◆ Exercise objective ◆
Gather up the lines that contain "ffffff".

** Start Dataset content **

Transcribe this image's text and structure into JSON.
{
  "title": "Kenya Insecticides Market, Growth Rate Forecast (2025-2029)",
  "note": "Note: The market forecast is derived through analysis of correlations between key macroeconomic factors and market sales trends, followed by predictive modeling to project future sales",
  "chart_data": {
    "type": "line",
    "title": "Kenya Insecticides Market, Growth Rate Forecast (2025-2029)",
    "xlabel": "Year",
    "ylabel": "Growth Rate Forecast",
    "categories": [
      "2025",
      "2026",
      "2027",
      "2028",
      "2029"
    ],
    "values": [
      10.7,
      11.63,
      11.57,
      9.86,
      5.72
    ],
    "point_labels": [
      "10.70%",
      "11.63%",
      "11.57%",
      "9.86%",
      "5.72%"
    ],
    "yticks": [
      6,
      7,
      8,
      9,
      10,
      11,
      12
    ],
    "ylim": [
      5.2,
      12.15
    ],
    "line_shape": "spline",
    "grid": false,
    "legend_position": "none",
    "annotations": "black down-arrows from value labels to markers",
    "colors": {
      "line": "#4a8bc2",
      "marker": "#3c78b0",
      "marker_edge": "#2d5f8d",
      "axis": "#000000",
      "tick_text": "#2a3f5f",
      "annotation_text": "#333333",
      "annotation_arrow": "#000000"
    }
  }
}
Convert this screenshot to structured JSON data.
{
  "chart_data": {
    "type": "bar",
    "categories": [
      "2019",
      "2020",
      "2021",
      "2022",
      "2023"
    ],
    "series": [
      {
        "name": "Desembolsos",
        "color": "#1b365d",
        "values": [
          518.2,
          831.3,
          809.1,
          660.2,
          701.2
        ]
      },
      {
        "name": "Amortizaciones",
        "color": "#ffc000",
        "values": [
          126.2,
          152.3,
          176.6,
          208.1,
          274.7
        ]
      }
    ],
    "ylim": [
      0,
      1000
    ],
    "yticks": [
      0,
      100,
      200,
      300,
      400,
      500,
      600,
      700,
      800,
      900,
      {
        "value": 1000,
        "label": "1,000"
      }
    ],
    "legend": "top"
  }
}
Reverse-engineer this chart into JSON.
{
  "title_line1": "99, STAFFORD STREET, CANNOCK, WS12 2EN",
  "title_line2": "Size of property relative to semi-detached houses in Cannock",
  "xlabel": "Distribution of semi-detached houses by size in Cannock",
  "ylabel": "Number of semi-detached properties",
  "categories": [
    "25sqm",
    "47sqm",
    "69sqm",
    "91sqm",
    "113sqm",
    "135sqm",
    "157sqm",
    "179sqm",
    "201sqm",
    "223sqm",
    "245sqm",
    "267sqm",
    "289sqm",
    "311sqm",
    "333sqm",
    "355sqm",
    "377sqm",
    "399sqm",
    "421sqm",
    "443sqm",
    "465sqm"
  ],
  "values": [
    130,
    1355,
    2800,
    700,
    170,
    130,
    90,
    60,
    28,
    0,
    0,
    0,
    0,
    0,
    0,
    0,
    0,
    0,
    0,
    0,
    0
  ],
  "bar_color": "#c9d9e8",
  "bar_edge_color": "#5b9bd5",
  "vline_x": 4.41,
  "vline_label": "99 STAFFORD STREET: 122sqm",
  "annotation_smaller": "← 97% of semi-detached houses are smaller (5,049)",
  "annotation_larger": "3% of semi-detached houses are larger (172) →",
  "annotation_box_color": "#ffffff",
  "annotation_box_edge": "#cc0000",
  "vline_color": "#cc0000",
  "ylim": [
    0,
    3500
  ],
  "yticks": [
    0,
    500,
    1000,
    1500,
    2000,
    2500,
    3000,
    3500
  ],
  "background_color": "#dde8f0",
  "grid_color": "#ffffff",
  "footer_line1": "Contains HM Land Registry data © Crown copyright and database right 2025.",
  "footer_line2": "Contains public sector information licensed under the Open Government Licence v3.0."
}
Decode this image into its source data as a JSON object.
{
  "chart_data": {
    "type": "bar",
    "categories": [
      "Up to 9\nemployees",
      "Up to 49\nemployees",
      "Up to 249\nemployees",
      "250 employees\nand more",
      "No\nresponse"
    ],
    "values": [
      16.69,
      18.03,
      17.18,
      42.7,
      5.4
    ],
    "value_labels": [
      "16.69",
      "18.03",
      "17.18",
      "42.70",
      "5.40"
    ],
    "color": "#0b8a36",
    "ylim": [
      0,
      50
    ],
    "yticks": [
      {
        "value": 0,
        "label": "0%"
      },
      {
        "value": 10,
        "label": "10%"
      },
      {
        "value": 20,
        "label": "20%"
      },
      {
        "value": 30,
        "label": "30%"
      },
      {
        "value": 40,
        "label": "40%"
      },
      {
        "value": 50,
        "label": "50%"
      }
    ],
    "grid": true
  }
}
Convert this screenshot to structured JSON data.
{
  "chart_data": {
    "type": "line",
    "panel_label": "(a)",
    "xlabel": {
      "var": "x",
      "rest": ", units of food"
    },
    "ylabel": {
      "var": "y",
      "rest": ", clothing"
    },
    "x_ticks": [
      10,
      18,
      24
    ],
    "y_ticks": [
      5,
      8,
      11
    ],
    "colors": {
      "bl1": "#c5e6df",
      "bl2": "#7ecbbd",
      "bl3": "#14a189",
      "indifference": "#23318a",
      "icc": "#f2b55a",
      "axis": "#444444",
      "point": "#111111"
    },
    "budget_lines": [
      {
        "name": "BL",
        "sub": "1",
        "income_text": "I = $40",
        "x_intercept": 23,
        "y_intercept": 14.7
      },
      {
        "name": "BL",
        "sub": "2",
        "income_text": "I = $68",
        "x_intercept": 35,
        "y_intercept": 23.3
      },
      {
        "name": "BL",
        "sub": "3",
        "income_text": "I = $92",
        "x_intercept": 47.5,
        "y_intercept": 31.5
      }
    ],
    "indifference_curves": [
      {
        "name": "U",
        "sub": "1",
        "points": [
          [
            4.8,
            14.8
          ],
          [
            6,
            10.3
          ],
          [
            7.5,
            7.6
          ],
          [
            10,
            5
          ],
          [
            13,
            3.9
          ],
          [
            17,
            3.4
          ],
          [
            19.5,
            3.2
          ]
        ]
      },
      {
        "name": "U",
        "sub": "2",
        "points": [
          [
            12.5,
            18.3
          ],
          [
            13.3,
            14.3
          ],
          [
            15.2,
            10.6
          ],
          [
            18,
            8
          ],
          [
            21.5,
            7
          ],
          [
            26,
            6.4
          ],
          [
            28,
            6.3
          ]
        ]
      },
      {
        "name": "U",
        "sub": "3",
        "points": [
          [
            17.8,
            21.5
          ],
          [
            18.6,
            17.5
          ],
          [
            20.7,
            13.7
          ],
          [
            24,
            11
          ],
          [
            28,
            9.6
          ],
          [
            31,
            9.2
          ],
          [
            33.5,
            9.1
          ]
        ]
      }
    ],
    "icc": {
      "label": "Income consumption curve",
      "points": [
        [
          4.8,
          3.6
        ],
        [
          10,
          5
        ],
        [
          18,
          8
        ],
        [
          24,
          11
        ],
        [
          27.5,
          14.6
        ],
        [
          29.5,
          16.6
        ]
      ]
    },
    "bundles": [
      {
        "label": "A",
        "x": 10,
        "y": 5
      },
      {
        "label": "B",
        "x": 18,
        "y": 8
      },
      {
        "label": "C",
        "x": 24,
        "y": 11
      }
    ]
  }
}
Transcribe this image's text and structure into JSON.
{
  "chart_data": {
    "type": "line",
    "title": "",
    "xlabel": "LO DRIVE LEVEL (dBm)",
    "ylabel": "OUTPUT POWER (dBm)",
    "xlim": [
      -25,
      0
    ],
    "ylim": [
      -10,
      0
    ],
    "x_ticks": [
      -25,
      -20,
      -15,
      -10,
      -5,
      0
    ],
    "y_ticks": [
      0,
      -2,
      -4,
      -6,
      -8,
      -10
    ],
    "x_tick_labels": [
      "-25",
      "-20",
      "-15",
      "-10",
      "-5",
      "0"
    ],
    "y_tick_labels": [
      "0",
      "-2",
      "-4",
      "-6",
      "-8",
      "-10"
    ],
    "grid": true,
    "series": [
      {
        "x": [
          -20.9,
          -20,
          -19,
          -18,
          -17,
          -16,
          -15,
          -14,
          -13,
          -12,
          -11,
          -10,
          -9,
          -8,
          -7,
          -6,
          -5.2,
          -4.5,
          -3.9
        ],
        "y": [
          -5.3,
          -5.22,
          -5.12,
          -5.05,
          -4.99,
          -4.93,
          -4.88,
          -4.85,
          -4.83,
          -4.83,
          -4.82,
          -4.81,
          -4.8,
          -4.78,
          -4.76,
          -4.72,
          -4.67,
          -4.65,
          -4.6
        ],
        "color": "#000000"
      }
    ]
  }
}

** End Dataset content **

◆ Reply ◆
  "annotation_box_color": "#ffffff",
  "grid_color": "#ffffff",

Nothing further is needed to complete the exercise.